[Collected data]
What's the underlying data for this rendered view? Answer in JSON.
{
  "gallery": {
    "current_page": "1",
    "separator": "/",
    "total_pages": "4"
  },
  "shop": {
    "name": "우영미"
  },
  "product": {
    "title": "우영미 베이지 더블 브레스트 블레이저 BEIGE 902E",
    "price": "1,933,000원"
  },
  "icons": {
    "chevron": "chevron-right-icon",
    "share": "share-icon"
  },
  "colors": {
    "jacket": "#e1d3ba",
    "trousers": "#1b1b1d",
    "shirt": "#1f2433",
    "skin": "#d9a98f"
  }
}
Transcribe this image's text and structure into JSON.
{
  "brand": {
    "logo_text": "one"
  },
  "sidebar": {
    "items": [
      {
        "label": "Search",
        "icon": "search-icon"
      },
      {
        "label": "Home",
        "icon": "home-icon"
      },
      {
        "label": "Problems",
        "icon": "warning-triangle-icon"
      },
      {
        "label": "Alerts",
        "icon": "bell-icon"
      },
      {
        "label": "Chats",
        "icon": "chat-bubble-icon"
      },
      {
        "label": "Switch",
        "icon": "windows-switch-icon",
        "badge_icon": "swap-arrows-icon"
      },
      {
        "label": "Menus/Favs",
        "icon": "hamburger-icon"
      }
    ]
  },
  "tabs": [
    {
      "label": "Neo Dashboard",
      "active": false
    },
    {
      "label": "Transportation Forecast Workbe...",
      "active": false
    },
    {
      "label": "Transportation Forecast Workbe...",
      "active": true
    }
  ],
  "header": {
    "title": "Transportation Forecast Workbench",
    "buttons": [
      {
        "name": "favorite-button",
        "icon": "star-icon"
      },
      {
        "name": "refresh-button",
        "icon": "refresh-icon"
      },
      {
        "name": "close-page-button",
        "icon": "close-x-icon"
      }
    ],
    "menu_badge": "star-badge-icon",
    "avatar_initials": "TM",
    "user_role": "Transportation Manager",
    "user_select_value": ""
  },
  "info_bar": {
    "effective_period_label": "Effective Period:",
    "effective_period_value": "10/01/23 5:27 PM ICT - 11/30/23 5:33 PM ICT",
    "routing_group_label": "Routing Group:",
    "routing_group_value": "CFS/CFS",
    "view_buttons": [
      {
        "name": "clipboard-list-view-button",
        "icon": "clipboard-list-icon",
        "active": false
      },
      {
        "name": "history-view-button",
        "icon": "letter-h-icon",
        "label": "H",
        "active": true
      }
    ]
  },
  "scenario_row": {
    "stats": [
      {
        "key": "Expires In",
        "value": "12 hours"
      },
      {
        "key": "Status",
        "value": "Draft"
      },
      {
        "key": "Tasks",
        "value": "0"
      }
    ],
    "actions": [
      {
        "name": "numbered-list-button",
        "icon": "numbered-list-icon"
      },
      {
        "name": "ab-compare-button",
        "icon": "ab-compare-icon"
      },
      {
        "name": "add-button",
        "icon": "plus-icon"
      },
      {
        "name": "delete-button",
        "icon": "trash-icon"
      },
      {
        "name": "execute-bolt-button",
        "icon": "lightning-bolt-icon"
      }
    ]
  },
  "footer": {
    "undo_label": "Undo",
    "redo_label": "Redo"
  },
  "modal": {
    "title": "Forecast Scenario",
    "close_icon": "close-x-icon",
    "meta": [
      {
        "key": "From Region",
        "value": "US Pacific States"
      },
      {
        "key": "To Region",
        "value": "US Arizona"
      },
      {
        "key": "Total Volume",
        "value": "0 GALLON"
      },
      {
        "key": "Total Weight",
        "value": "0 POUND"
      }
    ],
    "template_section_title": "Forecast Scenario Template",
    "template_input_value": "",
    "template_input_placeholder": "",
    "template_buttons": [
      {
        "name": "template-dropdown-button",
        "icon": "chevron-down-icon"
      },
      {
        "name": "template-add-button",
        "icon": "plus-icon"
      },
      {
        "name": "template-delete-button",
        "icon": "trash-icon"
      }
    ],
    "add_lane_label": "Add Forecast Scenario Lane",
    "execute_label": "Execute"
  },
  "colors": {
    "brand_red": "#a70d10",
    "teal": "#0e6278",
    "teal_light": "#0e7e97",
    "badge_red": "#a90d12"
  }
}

### Aim
Write out every entry word for word.

### Task answer
What's the underlying data for this rendered view? Answer in JSON.
{
  "gallery": {
    "current_page": "1",
    "separator": "/",
    "total_pages": "4"
  },
  "shop": {
    "name": "우영미"
  },
  "product": {
    "title": "우영미 베이지 더블 브레스트 블레이저 BEIGE 902E",
    "price": "1,933,000원"
  },
  "icons": {
    "chevron": "chevron-right-icon",
    "share": "share-icon"
  },
  "colors": {
    "jacket": "#e1d3ba",
    "trousers": "#1b1b1d",
    "shirt": "#1f2433",
    "skin": "#d9a98f"
  }
}
Transcribe this image's text and structure into JSON.
{
  "brand": {
    "logo_text": "one"
  },
  "sidebar": {
    "items": [
      {
        "label": "Search",
        "icon": "search-icon"
      },
      {
        "label": "Home",
        "icon": "home-icon"
      },
      {
        "label": "Problems",
        "icon": "warning-triangle-icon"
      },
      {
        "label": "Alerts",
        "icon": "bell-icon"
      },
      {
        "label": "Chats",
        "icon": "chat-bubble-icon"
      },
      {
        "label": "Switch",
        "icon": "windows-switch-icon",
        "badge_icon": "swap-arrows-icon"
      },
      {
        "label": "Menus/Favs",
        "icon": "hamburger-icon"
      }
    ]
  },
  "tabs": [
    {
      "label": "Neo Dashboard",
      "active": false
    },
    {
      "label": "Transportation Forecast Workbe...",
      "active": false
    },
    {
      "label": "Transportation Forecast Workbe...",
      "active": true
    }
  ],
  "header": {
    "title": "Transportation Forecast Workbench",
    "buttons": [
      {
        "name": "favorite-button",
        "icon": "star-icon"
      },
      {
        "name": "refresh-button",
        "icon": "refresh-icon"
      },
      {
        "name": "close-page-button",
        "icon": "close-x-icon"
      }
    ],
    "menu_badge": "star-badge-icon",
    "avatar_initials": "TM",
    "user_role": "Transportation Manager",
    "user_select_value": ""
  },
  "info_bar": {
    "effective_period_label": "Effective Period:",
    "effective_period_value": "10/01/23 5:27 PM ICT - 11/30/23 5:33 PM ICT",
    "routing_group_label": "Routing Group:",
    "routing_group_value": "CFS/CFS",
    "view_buttons": [
      {
        "name": "clipboard-list-view-button",
        "icon": "clipboard-list-icon",
        "active": false
      },
      {
        "name": "history-view-button",
        "icon": "letter-h-icon",
        "label": "H",
        "active": true
      }
    ]
  },
  "scenario_row": {
    "stats": [
      {
        "key": "Expires In",
        "value": "12 hours"
      },
      {
        "key": "Status",
        "value": "Draft"
      },
      {
        "key": "Tasks",
        "value": "0"
      }
    ],
    "actions": [
      {
        "name": "numbered-list-button",
        "icon": "numbered-list-icon"
      },
      {
        "name": "ab-compare-button",
        "icon": "ab-compare-icon"
      },
      {
        "name": "add-button",
        "icon": "plus-icon"
      },
      {
        "name": "delete-button",
        "icon": "trash-icon"
      },
      {
        "name": "execute-bolt-button",
        "icon": "lightning-bolt-icon"
      }
    ]
  },
  "footer": {
    "undo_label": "Undo",
    "redo_label": "Redo"
  },
  "modal": {
    "title": "Forecast Scenario",
    "close_icon": "close-x-icon",
    "meta": [
      {
        "key": "From Region",
        "value": "US Pacific States"
      },
      {
        "key": "To Region",
        "value": "US Arizona"
      },
      {
        "key": "Total Volume",
        "value": "0 GALLON"
      },
      {
        "key": "Total Weight",
        "value": "0 POUND"
      }
    ],
    "template_section_title": "Forecast Scenario Template",
    "template_input_value": "",
    "template_input_placeholder": "",
    "template_buttons": [
      {
        "name": "template-dropdown-button",
        "icon": "chevron-down-icon"
      },
      {
        "name": "template-add-button",
        "icon": "plus-icon"
      },
      {
        "name": "template-delete-button",
        "icon": "trash-icon"
      }
    ],
    "add_lane_label": "Add Forecast Scenario Lane",
    "execute_label": "Execute"
  },
  "colors": {
    "brand_red": "#a70d10",
    "teal": "#0e6278",
    "teal_light": "#0e7e97",
    "badge_red": "#a90d12"
  }
}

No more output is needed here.